# [Goal]
Gather every line of the records below that contains the word "title", and copy each such line.
[begin Source data]
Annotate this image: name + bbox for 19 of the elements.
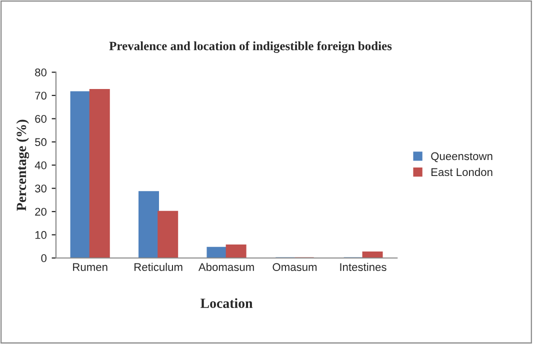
y-tick-label: 20: [35, 208, 47, 216]
y-tick-label: 50: [35, 138, 47, 146]
legend-label: East London: [431, 168, 492, 176]
y-tick-label: 60: [35, 114, 47, 123]
y-tick-label: 70: [35, 92, 47, 100]
y-tick-label: 40: [34, 161, 47, 170]
x-tick-label: Reticulum: [134, 262, 182, 272]
x-axis-title: Location: [200, 298, 253, 308]
legend-label: Queenstown: [431, 152, 492, 162]
x-tick-label: Rumen: [73, 263, 108, 272]
y-tick-label: 80: [35, 68, 47, 76]
x-tick-label: Omasum: [272, 263, 317, 272]
y-tick-label: 30: [35, 184, 47, 192]
x-tick-label: Intestines: [340, 262, 386, 272]
y-axis-title: Percentage (%): [16, 120, 30, 211]
chart-title: Prevalence and location of indigestible foreign bodies: [109, 41, 392, 53]
x-tick-label: Abomasum: [198, 262, 254, 272]
y-tick-label: 0: [41, 254, 47, 262]
y-tick-label: 10: [35, 231, 47, 239]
[end Source data]
# [Exercise solution]
x-axis-title: Location: [200, 298, 253, 308]
y-axis-title: Percentage (%): [16, 120, 30, 211]
chart-title: Prevalence and location of indigestible foreign bodies: [109, 41, 392, 53]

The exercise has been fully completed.